Image layout annotations:
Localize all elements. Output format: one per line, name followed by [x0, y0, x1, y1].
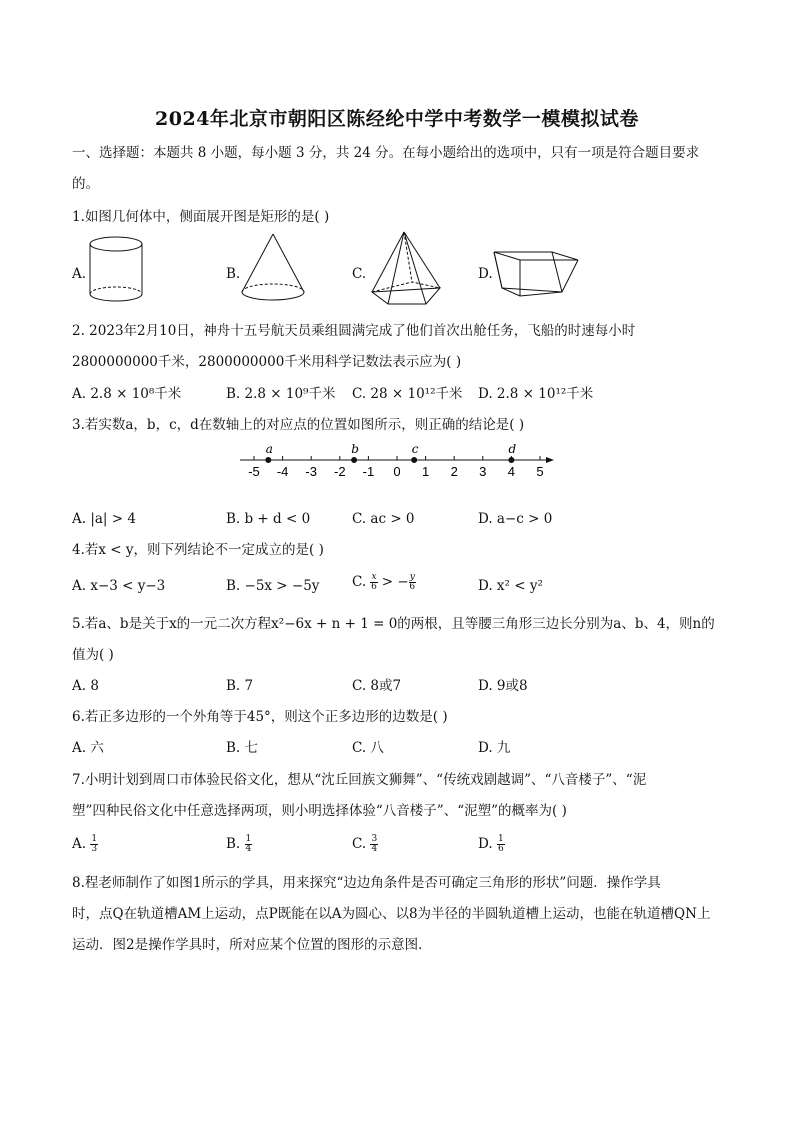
q4-frac-2: [409, 573, 416, 592]
q4-frac-2-num: y: [409, 572, 415, 582]
q1-stem: 1.如图几何体中，侧面展开图是矩形的是( ): [72, 209, 330, 225]
q7-option-c-label: C.: [352, 836, 367, 852]
q6-option-a: A. 六: [72, 740, 104, 756]
q7-option-a: [72, 834, 98, 854]
q7-b-num: 1: [245, 834, 252, 844]
number-line-point-label-a: a: [265, 442, 273, 456]
q2-option-a: A. 2.8 × 10⁸千米: [72, 386, 182, 402]
q7-option-a-frac: [90, 835, 98, 854]
q7-option-d: [478, 834, 505, 854]
number-line-point-label-c: c: [411, 442, 419, 456]
number-line-tick-label: -2: [334, 464, 346, 479]
q4-frac-2-den: 6: [409, 582, 416, 592]
q7-c-den: 4: [371, 844, 378, 854]
q1-option-c-label: C.: [352, 266, 367, 282]
q7-option-b-label: B.: [226, 836, 241, 852]
q1-option-a-label: A.: [72, 266, 87, 282]
q7-option-d-frac: [497, 835, 505, 854]
q7-a-den: 3: [91, 844, 98, 854]
number-line-tick-label: -4: [276, 464, 289, 479]
q5-option-c: C. 8或7: [352, 678, 402, 694]
q7-stem-line1: 7.小明计划到周口市体验民俗文化，想从“沈丘回族文狮舞”、“传统戏剧越调”、“八音楼子”、“泥: [72, 772, 647, 788]
q7-stem-line2: 塑”四种民俗文化中任意选择两项，则小明选择体验“八音楼子”、“泥塑”的概率为( ): [72, 803, 567, 819]
number-line: [236, 440, 566, 484]
cone-icon: [238, 232, 308, 308]
q5-option-b: B. 7: [226, 678, 254, 694]
q2-option-d: D. 2.8 × 10¹²千米: [478, 386, 594, 402]
q7-d-num: 1: [497, 834, 504, 844]
q4-option-c: [352, 572, 416, 592]
page-title: 2024年北京市朝阳区陈经纶中学中考数学一模模拟试卷: [155, 108, 639, 130]
q4-stem: 4.若x < y，则下列结论不一定成立的是( ): [72, 542, 324, 558]
number-line-tick-label: 5: [536, 464, 544, 479]
number-line-tick-label: 0: [393, 464, 401, 479]
q8-stem-line3: 运动．图2是操作学具时，所对应某个位置的图形的示意图．: [72, 937, 432, 953]
q7-option-c-frac: [370, 835, 378, 854]
q7-option-b: [226, 834, 252, 854]
q4-option-a: A. x−3 < y−3: [72, 578, 166, 594]
q4-option-d: D. x² < y²: [478, 578, 543, 594]
q5-stem-line2: 值为( ): [72, 647, 114, 663]
prism-icon: [492, 244, 584, 300]
number-line-tick-label: -1: [362, 464, 375, 479]
q6-option-d: D. 九: [478, 740, 511, 756]
number-line-arrow: [546, 457, 554, 463]
q4-option-b: B. −5x > −5y: [226, 578, 320, 594]
section-heading-cont: 的。: [72, 176, 99, 192]
section-heading: 一、选择题：本题共 8 小题，每小题 3 分，共 24 分。在每小题给出的选项中，只有一项是符合题目要求: [72, 145, 700, 161]
q3-option-a: A. |a| > 4: [72, 511, 136, 527]
q5-option-d: D. 9或8: [478, 678, 528, 694]
q6-option-b: B. 七: [226, 740, 259, 756]
q3-stem: 3.若实数a，b，c，d在数轴上的对应点的位置如图所示，则正确的结论是( ): [72, 417, 525, 433]
q2-stem-line1: 2. 2023年2月10日，神舟十五号航天员乘组圆满完成了他们首次出舱任务，飞船的时速每小时: [72, 323, 636, 339]
q2-stem-line2: 2800000000千米，2800000000千米用科学记数法表示应为( ): [72, 354, 462, 370]
q7-option-c: [352, 834, 378, 854]
q4-frac-1-den: 6: [371, 582, 377, 592]
number-line-point-b: [351, 457, 357, 463]
number-line-point-a: [265, 457, 271, 463]
q1-option-d-label: D.: [478, 266, 493, 282]
q8-stem-line1: 8.程老师制作了如图1所示的学具，用来探究“边边角条件是否可确定三角形的形状”问题．操作学具: [72, 875, 661, 891]
q5-stem-line1: 5.若a、b是关于x的一元二次方程x²−6x + n + 1 = 0的两根，且等腰三角形三边长分别为a、b、4，则n的: [72, 616, 715, 632]
q4-relation: > −: [377, 574, 409, 590]
q6-option-c: C. 八: [352, 740, 384, 756]
number-line-tick-label: 2: [450, 464, 458, 479]
q7-c-num: 3: [371, 834, 378, 844]
q4-frac-1: [370, 573, 377, 592]
q2-option-b: B. 2.8 × 10⁹千米: [226, 386, 336, 402]
q7-b-den: 4: [245, 844, 252, 854]
number-line-tick-label: 1: [421, 464, 430, 479]
number-line-tick-label: 4: [507, 464, 516, 479]
q3-option-b: B. b + d < 0: [226, 511, 311, 527]
q7-option-a-label: A.: [72, 836, 87, 852]
cylinder-icon: [86, 234, 146, 306]
q4-frac-1-num: x: [371, 572, 377, 582]
number-line-point-d: [508, 457, 514, 463]
q8-stem-line2: 时，点Q在轨道槽AM上运动，点P既能在以A为圆心、以8为半径的半圆轨道槽上运动，也能在轨道槽QN上: [72, 906, 711, 922]
number-line-point-label-d: d: [508, 442, 517, 456]
q5-option-a: A. 8: [72, 678, 99, 694]
q7-a-num: 1: [91, 834, 98, 844]
number-line-tick-label: -3: [305, 464, 317, 479]
q2-option-c: C. 28 × 10¹²千米: [352, 386, 463, 402]
number-line-tick-label: -5: [248, 464, 260, 479]
q7-d-den: 6: [497, 844, 504, 854]
q7-option-b-frac: [245, 835, 253, 854]
q3-option-c: C. ac > 0: [352, 511, 415, 527]
q7-option-d-label: D.: [478, 836, 493, 852]
q6-stem: 6.若正多边形的一个外角等于45°，则这个正多边形的边数是( ): [72, 709, 448, 725]
pyramid-icon: [366, 230, 446, 310]
number-line-point-label-b: b: [351, 442, 359, 456]
number-line-tick-label: 3: [479, 464, 487, 479]
number-line-point-c: [411, 457, 417, 463]
q1-option-b-label: B.: [226, 266, 241, 282]
q3-option-d: D. a−c > 0: [478, 511, 553, 527]
number-line-marks: [240, 442, 554, 479]
q4-option-c-label: C.: [352, 574, 367, 590]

WHAT TO DO> Please rewrite all of the records above, replacing every "number-line-tick-label" with "axis-tick-label" and keeping everything else unchanged. Leave the pictures out of your answer.

WRITTEN ANSWER>
Localize all elements. Output format: one per line, name followed by [x0, y0, x1, y1].
q4-frac-2: [409, 573, 416, 592]
q4-frac-2-num: y: [409, 572, 415, 582]
q1-stem: 1.如图几何体中，侧面展开图是矩形的是( ): [72, 209, 330, 225]
q7-option-c-label: C.: [352, 836, 367, 852]
q6-option-a: A. 六: [72, 740, 104, 756]
q7-option-a: [72, 834, 98, 854]
q7-b-num: 1: [245, 834, 252, 844]
number-line-point-label-a: a: [265, 442, 273, 456]
q2-option-a: A. 2.8 × 10⁸千米: [72, 386, 182, 402]
q7-option-a-frac: [90, 835, 98, 854]
q7-option-d: [478, 834, 505, 854]
number-line-point-label-c: c: [411, 442, 419, 456]
axis-tick-label: -2: [334, 464, 346, 479]
q4-frac-2-den: 6: [409, 582, 416, 592]
q7-c-den: 4: [371, 844, 378, 854]
q1-option-c-label: C.: [352, 266, 367, 282]
q7-option-b-label: B.: [226, 836, 241, 852]
q1-option-a-label: A.: [72, 266, 87, 282]
q7-option-d-frac: [497, 835, 505, 854]
q7-a-den: 3: [91, 844, 98, 854]
axis-tick-label: -4: [276, 464, 289, 479]
q5-option-c: C. 8或7: [352, 678, 402, 694]
q7-stem-line1: 7.小明计划到周口市体验民俗文化，想从“沈丘回族文狮舞”、“传统戏剧越调”、“八音楼子”、“泥: [72, 772, 647, 788]
q7-stem-line2: 塑”四种民俗文化中任意选择两项，则小明选择体验“八音楼子”、“泥塑”的概率为( ): [72, 803, 567, 819]
number-line: [236, 440, 566, 484]
cone-icon: [238, 232, 308, 308]
q5-option-b: B. 7: [226, 678, 254, 694]
q2-option-d: D. 2.8 × 10¹²千米: [478, 386, 594, 402]
q7-d-num: 1: [497, 834, 504, 844]
q4-option-c: [352, 572, 416, 592]
page-title: 2024年北京市朝阳区陈经纶中学中考数学一模模拟试卷: [155, 108, 639, 130]
q4-stem: 4.若x < y，则下列结论不一定成立的是( ): [72, 542, 324, 558]
axis-tick-label: 5: [536, 464, 544, 479]
axis-tick-label: 0: [393, 464, 401, 479]
q8-stem-line3: 运动．图2是操作学具时，所对应某个位置的图形的示意图．: [72, 937, 432, 953]
q7-option-c-frac: [370, 835, 378, 854]
q7-option-b: [226, 834, 252, 854]
q4-option-a: A. x−3 < y−3: [72, 578, 166, 594]
q4-option-d: D. x² < y²: [478, 578, 543, 594]
q5-stem-line2: 值为( ): [72, 647, 114, 663]
prism-icon: [492, 244, 584, 300]
axis-tick-label: -1: [362, 464, 375, 479]
q6-option-d: D. 九: [478, 740, 511, 756]
number-line-arrow: [546, 457, 554, 463]
q4-option-b: B. −5x > −5y: [226, 578, 320, 594]
section-heading-cont: 的。: [72, 176, 99, 192]
section-heading: 一、选择题：本题共 8 小题，每小题 3 分，共 24 分。在每小题给出的选项中，只有一项是符合题目要求: [72, 145, 700, 161]
q3-option-a: A. |a| > 4: [72, 511, 136, 527]
q5-option-d: D. 9或8: [478, 678, 528, 694]
q6-option-b: B. 七: [226, 740, 259, 756]
q3-stem: 3.若实数a，b，c，d在数轴上的对应点的位置如图所示，则正确的结论是( ): [72, 417, 525, 433]
q2-stem-line1: 2. 2023年2月10日，神舟十五号航天员乘组圆满完成了他们首次出舱任务，飞船的时速每小时: [72, 323, 636, 339]
q2-stem-line2: 2800000000千米，2800000000千米用科学记数法表示应为( ): [72, 354, 462, 370]
q7-option-c: [352, 834, 378, 854]
q4-frac-1-den: 6: [371, 582, 377, 592]
number-line-point-b: [351, 457, 357, 463]
number-line-point-a: [265, 457, 271, 463]
q1-option-d-label: D.: [478, 266, 493, 282]
q8-stem-line1: 8.程老师制作了如图1所示的学具，用来探究“边边角条件是否可确定三角形的形状”问题．操作学具: [72, 875, 661, 891]
q5-stem-line1: 5.若a、b是关于x的一元二次方程x²−6x + n + 1 = 0的两根，且等腰三角形三边长分别为a、b、4，则n的: [72, 616, 715, 632]
q4-relation: > −: [377, 574, 409, 590]
q6-option-c: C. 八: [352, 740, 384, 756]
axis-tick-label: 2: [450, 464, 458, 479]
q7-c-num: 3: [371, 834, 378, 844]
q4-frac-1: [370, 573, 377, 592]
q2-option-b: B. 2.8 × 10⁹千米: [226, 386, 336, 402]
q7-b-den: 4: [245, 844, 252, 854]
axis-tick-label: 1: [421, 464, 430, 479]
axis-tick-label: 4: [507, 464, 516, 479]
q3-option-b: B. b + d < 0: [226, 511, 311, 527]
q7-option-a-label: A.: [72, 836, 87, 852]
cylinder-icon: [86, 234, 146, 306]
q4-frac-1-num: x: [371, 572, 377, 582]
number-line-point-d: [508, 457, 514, 463]
q8-stem-line2: 时，点Q在轨道槽AM上运动，点P既能在以A为圆心、以8为半径的半圆轨道槽上运动，也能在轨道槽QN上: [72, 906, 711, 922]
number-line-point-label-d: d: [508, 442, 517, 456]
q5-option-a: A. 8: [72, 678, 99, 694]
q7-a-num: 1: [91, 834, 98, 844]
axis-tick-label: -3: [305, 464, 317, 479]
q2-option-c: C. 28 × 10¹²千米: [352, 386, 463, 402]
axis-tick-label: -5: [248, 464, 260, 479]
q7-d-den: 6: [497, 844, 504, 854]
q7-option-b-frac: [245, 835, 253, 854]
q3-option-c: C. ac > 0: [352, 511, 415, 527]
q7-option-d-label: D.: [478, 836, 493, 852]
q6-stem: 6.若正多边形的一个外角等于45°，则这个正多边形的边数是( ): [72, 709, 448, 725]
pyramid-icon: [366, 230, 446, 310]
number-line-point-label-b: b: [351, 442, 359, 456]
axis-tick-label: 3: [479, 464, 487, 479]
number-line-point-c: [411, 457, 417, 463]
q1-option-b-label: B.: [226, 266, 241, 282]
q3-option-d: D. a−c > 0: [478, 511, 553, 527]
number-line-marks: [240, 442, 554, 479]
q4-option-c-label: C.: [352, 574, 367, 590]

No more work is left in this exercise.